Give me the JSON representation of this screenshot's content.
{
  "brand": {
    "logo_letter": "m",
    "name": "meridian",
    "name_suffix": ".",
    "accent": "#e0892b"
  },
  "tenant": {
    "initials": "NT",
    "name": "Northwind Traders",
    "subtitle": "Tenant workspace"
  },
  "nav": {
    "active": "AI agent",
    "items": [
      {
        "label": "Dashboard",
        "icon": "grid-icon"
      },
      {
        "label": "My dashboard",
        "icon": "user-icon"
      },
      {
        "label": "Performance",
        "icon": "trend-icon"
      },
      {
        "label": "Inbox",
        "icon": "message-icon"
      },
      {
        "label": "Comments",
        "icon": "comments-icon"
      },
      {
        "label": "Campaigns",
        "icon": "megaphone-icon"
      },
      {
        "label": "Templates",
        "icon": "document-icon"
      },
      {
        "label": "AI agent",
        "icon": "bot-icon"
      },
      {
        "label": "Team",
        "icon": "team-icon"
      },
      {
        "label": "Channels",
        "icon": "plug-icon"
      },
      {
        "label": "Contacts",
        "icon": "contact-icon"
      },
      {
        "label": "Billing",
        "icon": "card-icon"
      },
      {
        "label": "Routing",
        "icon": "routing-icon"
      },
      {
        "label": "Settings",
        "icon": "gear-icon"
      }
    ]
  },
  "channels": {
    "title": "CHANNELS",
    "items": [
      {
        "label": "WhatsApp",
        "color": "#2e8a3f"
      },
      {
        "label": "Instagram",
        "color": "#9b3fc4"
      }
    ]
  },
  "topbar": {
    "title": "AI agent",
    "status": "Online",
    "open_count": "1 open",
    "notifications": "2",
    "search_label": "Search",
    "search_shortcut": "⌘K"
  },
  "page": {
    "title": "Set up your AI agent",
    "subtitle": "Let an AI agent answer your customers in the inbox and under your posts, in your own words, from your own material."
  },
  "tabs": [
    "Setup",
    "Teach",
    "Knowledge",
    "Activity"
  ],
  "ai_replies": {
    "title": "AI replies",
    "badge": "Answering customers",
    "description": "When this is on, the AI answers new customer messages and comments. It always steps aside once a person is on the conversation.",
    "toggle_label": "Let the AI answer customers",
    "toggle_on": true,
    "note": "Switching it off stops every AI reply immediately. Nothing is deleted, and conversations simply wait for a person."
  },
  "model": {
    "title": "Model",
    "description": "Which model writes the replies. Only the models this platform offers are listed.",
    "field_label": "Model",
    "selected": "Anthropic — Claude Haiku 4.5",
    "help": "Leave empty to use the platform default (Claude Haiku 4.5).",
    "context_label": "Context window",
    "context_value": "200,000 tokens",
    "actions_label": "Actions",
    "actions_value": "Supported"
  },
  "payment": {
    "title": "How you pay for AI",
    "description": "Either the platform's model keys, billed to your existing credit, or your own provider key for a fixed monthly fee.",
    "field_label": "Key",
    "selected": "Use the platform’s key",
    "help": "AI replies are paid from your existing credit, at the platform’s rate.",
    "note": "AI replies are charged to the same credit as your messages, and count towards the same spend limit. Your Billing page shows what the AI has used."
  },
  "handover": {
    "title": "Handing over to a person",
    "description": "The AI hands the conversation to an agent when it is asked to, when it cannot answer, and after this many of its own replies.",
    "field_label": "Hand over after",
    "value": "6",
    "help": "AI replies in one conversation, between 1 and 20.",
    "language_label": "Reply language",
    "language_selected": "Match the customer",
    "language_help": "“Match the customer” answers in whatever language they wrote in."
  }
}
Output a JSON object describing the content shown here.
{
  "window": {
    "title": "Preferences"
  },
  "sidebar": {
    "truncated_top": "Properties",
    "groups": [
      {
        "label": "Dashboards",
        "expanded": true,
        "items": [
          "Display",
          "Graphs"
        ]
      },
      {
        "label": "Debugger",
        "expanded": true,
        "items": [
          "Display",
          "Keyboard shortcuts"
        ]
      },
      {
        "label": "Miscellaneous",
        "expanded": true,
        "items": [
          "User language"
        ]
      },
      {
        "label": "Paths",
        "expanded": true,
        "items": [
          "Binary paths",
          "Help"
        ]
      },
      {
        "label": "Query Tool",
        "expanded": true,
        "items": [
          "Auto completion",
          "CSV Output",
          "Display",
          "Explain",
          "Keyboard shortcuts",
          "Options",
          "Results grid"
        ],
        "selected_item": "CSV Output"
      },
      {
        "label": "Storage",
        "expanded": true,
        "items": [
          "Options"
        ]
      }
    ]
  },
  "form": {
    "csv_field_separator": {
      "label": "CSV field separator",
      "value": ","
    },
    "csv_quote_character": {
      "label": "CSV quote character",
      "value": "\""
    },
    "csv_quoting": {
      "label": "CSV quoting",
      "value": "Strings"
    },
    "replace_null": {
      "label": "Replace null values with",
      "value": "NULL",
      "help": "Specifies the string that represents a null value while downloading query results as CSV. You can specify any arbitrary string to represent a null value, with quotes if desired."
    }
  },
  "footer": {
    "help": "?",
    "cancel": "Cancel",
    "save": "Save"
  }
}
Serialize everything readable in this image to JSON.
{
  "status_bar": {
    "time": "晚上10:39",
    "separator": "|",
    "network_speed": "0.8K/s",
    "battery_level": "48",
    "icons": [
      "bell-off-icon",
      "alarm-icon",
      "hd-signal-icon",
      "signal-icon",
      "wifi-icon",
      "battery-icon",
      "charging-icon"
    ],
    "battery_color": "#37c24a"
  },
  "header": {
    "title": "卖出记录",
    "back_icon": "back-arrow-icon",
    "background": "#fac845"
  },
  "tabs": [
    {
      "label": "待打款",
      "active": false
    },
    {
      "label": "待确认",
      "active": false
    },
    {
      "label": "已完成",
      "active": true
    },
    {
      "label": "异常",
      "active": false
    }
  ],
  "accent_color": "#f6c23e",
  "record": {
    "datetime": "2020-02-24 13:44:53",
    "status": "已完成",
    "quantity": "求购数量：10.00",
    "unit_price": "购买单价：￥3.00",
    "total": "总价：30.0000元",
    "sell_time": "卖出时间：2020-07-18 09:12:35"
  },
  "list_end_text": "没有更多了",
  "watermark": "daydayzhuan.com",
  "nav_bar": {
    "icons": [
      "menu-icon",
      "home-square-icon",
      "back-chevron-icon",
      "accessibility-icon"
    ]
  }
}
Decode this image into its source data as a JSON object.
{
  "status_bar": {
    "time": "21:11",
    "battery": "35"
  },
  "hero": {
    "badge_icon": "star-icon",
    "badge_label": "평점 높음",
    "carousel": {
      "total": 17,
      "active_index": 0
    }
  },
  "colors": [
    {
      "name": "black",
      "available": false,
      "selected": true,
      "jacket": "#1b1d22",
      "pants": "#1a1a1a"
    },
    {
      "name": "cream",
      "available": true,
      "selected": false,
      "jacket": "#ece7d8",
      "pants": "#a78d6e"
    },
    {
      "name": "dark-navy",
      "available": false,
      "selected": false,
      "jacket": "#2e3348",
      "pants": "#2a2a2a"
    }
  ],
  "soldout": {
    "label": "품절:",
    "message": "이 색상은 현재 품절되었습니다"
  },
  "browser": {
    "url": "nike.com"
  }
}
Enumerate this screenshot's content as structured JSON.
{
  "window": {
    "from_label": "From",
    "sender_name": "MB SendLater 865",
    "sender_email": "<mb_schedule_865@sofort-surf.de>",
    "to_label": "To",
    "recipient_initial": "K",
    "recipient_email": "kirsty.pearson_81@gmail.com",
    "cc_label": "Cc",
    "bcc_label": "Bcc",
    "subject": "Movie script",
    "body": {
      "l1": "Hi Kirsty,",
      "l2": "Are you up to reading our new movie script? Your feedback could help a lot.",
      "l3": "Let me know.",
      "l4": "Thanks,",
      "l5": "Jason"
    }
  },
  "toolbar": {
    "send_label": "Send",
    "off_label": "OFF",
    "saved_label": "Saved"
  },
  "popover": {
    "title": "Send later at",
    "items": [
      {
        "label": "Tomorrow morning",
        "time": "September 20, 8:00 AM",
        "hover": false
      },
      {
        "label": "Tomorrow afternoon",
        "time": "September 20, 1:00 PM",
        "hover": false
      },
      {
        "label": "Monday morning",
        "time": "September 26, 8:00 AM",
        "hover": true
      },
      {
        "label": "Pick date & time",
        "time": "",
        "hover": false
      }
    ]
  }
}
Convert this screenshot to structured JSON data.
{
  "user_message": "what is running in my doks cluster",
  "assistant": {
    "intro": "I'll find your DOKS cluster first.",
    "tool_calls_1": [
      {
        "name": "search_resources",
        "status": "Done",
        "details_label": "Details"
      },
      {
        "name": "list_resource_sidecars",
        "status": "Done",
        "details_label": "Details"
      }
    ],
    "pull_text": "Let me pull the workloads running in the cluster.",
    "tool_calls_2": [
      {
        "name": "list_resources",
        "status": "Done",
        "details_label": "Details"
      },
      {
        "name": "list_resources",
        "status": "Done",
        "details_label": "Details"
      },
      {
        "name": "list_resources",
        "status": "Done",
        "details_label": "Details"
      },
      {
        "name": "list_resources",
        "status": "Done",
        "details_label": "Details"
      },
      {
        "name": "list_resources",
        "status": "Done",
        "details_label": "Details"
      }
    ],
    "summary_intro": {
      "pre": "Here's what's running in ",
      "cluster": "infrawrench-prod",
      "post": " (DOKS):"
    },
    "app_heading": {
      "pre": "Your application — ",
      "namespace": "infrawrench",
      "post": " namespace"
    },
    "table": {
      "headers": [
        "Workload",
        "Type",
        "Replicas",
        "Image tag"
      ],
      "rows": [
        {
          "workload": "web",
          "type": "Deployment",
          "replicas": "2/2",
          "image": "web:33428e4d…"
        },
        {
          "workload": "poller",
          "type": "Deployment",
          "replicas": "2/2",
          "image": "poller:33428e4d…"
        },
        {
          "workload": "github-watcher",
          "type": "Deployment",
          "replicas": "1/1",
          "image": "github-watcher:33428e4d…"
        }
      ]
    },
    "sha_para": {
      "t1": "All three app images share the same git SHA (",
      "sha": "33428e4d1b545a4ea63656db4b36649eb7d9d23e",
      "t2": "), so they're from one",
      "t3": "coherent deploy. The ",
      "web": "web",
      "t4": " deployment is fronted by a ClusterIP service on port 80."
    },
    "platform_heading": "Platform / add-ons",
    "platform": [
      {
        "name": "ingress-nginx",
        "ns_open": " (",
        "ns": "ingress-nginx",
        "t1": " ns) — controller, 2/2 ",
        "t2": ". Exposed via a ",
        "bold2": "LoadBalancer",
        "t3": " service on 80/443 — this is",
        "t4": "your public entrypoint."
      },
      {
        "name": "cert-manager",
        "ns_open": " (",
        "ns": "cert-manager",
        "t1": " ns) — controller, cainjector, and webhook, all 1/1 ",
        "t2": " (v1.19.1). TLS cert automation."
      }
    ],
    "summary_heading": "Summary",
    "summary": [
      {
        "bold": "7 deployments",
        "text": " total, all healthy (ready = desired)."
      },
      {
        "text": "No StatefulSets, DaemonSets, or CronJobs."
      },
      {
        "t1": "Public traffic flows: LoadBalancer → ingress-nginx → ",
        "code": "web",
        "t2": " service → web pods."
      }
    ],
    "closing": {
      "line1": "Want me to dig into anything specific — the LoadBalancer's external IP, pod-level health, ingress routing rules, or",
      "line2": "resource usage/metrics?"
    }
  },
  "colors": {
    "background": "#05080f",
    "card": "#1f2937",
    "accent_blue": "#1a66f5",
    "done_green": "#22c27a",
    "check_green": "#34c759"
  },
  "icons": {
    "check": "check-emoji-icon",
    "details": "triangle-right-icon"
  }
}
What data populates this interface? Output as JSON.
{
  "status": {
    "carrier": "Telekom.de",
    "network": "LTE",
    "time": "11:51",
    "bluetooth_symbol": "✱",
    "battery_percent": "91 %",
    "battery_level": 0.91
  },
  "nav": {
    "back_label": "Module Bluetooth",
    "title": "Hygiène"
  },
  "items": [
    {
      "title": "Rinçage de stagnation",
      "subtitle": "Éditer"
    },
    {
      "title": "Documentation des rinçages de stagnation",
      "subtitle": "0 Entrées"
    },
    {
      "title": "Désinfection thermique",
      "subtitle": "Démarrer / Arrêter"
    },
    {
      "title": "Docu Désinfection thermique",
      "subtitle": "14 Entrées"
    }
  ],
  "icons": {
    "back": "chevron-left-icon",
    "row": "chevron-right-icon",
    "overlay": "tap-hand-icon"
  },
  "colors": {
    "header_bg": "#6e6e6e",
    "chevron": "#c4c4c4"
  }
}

* * * * * * * * *

Problem requirements
Copy each line of the preceding data that contains the string "Keyboard".

Problem solution
          "Keyboard shortcuts"
          "Keyboard shortcuts",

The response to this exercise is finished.